Recorded data:
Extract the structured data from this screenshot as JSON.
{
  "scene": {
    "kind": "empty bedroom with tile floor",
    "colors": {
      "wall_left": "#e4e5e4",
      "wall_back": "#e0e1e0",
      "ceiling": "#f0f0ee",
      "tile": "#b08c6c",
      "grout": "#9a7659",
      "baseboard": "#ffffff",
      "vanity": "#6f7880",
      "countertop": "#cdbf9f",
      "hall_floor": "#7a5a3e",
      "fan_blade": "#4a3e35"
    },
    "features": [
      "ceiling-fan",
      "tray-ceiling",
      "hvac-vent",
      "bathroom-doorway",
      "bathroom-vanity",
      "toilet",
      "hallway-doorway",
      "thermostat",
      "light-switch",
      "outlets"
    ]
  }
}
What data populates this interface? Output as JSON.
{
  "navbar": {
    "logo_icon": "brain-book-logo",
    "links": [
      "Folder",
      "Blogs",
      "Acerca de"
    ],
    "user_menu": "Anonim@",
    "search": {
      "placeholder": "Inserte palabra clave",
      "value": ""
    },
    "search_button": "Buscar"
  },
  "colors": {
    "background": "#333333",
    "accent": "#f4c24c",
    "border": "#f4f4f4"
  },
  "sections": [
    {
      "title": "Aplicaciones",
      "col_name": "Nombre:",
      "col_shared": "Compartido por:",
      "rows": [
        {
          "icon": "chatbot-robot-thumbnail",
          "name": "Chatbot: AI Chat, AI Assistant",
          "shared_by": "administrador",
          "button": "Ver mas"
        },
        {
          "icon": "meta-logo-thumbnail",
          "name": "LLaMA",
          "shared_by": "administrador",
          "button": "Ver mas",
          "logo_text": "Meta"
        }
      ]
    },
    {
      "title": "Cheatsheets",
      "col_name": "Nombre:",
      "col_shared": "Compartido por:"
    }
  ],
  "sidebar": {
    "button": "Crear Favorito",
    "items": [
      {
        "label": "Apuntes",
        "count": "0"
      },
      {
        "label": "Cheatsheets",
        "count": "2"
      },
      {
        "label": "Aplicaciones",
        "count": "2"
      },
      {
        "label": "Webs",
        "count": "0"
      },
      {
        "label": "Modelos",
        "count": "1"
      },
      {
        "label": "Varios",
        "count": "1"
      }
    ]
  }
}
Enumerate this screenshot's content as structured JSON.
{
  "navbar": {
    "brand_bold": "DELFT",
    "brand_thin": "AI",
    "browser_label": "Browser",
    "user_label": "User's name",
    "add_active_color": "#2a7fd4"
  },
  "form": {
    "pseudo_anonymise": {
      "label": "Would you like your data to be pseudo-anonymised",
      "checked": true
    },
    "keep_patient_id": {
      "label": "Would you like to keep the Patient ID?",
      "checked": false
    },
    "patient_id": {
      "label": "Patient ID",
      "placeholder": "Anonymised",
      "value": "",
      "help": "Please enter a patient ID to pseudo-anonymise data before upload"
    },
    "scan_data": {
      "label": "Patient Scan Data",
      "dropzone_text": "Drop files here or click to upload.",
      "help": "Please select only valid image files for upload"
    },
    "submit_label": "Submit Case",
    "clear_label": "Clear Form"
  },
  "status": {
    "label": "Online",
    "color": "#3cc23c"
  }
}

> [Exercise brief] Take every line containing the word "files" and copy it.

> [Full solution]
      "dropzone_text": "Drop files here or click to upload.",
      "help": "Please select only valid image files for upload"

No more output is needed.